[Your goal]
Give back all the data exactly, line by line.

Extracted data entries
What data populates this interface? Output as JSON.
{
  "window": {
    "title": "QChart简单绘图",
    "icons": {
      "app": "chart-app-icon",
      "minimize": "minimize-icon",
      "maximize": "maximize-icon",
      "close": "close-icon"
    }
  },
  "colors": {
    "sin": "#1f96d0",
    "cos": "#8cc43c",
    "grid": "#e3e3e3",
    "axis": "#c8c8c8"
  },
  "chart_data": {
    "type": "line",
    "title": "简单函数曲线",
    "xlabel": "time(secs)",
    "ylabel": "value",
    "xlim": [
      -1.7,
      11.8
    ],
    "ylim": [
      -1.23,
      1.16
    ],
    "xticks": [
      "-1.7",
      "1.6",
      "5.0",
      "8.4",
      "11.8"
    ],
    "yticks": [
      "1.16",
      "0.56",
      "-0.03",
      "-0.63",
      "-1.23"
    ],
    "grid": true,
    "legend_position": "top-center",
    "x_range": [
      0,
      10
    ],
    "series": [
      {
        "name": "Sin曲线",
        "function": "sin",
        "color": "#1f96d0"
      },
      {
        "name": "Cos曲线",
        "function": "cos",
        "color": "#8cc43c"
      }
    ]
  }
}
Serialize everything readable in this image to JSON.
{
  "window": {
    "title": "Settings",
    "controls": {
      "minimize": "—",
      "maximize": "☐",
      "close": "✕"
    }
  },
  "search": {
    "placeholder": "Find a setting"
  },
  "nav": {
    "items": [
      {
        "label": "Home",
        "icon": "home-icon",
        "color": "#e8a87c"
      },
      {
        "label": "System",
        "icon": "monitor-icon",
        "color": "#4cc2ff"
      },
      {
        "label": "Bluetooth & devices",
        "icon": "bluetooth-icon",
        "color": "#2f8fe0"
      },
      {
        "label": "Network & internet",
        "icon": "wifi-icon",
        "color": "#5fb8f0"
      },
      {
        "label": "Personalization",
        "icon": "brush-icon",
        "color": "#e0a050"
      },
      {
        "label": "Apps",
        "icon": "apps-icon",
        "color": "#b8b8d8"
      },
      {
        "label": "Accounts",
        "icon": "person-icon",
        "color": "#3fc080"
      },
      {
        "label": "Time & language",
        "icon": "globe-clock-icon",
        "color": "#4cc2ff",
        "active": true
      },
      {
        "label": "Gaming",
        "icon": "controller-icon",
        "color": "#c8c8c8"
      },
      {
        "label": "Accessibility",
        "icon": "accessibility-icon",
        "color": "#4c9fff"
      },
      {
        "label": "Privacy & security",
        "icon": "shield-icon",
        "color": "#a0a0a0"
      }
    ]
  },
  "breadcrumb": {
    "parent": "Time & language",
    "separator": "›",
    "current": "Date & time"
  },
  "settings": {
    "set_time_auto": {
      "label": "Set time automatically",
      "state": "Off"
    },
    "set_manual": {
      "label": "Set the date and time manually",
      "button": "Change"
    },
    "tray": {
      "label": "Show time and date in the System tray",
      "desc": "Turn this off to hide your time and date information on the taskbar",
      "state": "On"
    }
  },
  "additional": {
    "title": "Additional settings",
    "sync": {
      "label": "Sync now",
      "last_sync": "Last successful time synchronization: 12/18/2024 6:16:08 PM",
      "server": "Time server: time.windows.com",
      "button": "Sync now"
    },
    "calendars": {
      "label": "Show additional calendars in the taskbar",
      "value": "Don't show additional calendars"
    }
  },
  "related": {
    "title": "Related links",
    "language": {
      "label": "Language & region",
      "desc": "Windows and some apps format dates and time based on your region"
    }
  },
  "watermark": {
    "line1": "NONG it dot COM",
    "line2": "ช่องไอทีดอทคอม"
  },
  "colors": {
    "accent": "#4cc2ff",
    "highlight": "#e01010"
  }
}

[Reply]
What data populates this interface? Output as JSON.
{
  "window": {
    "title": "QChart简单绘图",
    "icons": {
      "app": "chart-app-icon",
      "minimize": "minimize-icon",
      "maximize": "maximize-icon",
      "close": "close-icon"
    }
  },
  "colors": {
    "sin": "#1f96d0",
    "cos": "#8cc43c",
    "grid": "#e3e3e3",
    "axis": "#c8c8c8"
  },
  "chart_data": {
    "type": "line",
    "title": "简单函数曲线",
    "xlabel": "time(secs)",
    "ylabel": "value",
    "xlim": [
      -1.7,
      11.8
    ],
    "ylim": [
      -1.23,
      1.16
    ],
    "xticks": [
      "-1.7",
      "1.6",
      "5.0",
      "8.4",
      "11.8"
    ],
    "yticks": [
      "1.16",
      "0.56",
      "-0.03",
      "-0.63",
      "-1.23"
    ],
    "grid": true,
    "legend_position": "top-center",
    "x_range": [
      0,
      10
    ],
    "series": [
      {
        "name": "Sin曲线",
        "function": "sin",
        "color": "#1f96d0"
      },
      {
        "name": "Cos曲线",
        "function": "cos",
        "color": "#8cc43c"
      }
    ]
  }
}
Serialize everything readable in this image to JSON.
{
  "window": {
    "title": "Settings",
    "controls": {
      "minimize": "—",
      "maximize": "☐",
      "close": "✕"
    }
  },
  "search": {
    "placeholder": "Find a setting"
  },
  "nav": {
    "items": [
      {
        "label": "Home",
        "icon": "home-icon",
        "color": "#e8a87c"
      },
      {
        "label": "System",
        "icon": "monitor-icon",
        "color": "#4cc2ff"
      },
      {
        "label": "Bluetooth & devices",
        "icon": "bluetooth-icon",
        "color": "#2f8fe0"
      },
      {
        "label": "Network & internet",
        "icon": "wifi-icon",
        "color": "#5fb8f0"
      },
      {
        "label": "Personalization",
        "icon": "brush-icon",
        "color": "#e0a050"
      },
      {
        "label": "Apps",
        "icon": "apps-icon",
        "color": "#b8b8d8"
      },
      {
        "label": "Accounts",
        "icon": "person-icon",
        "color": "#3fc080"
      },
      {
        "label": "Time & language",
        "icon": "globe-clock-icon",
        "color": "#4cc2ff",
        "active": true
      },
      {
        "label": "Gaming",
        "icon": "controller-icon",
        "color": "#c8c8c8"
      },
      {
        "label": "Accessibility",
        "icon": "accessibility-icon",
        "color": "#4c9fff"
      },
      {
        "label": "Privacy & security",
        "icon": "shield-icon",
        "color": "#a0a0a0"
      }
    ]
  },
  "breadcrumb": {
    "parent": "Time & language",
    "separator": "›",
    "current": "Date & time"
  },
  "settings": {
    "set_time_auto": {
      "label": "Set time automatically",
      "state": "Off"
    },
    "set_manual": {
      "label": "Set the date and time manually",
      "button": "Change"
    },
    "tray": {
      "label": "Show time and date in the System tray",
      "desc": "Turn this off to hide your time and date information on the taskbar",
      "state": "On"
    }
  },
  "additional": {
    "title": "Additional settings",
    "sync": {
      "label": "Sync now",
      "last_sync": "Last successful time synchronization: 12/18/2024 6:16:08 PM",
      "server": "Time server: time.windows.com",
      "button": "Sync now"
    },
    "calendars": {
      "label": "Show additional calendars in the taskbar",
      "value": "Don't show additional calendars"
    }
  },
  "related": {
    "title": "Related links",
    "language": {
      "label": "Language & region",
      "desc": "Windows and some apps format dates and time based on your region"
    }
  },
  "watermark": {
    "line1": "NONG it dot COM",
    "line2": "ช่องไอทีดอทคอม"
  },
  "colors": {
    "accent": "#4cc2ff",
    "highlight": "#e01010"
  }
}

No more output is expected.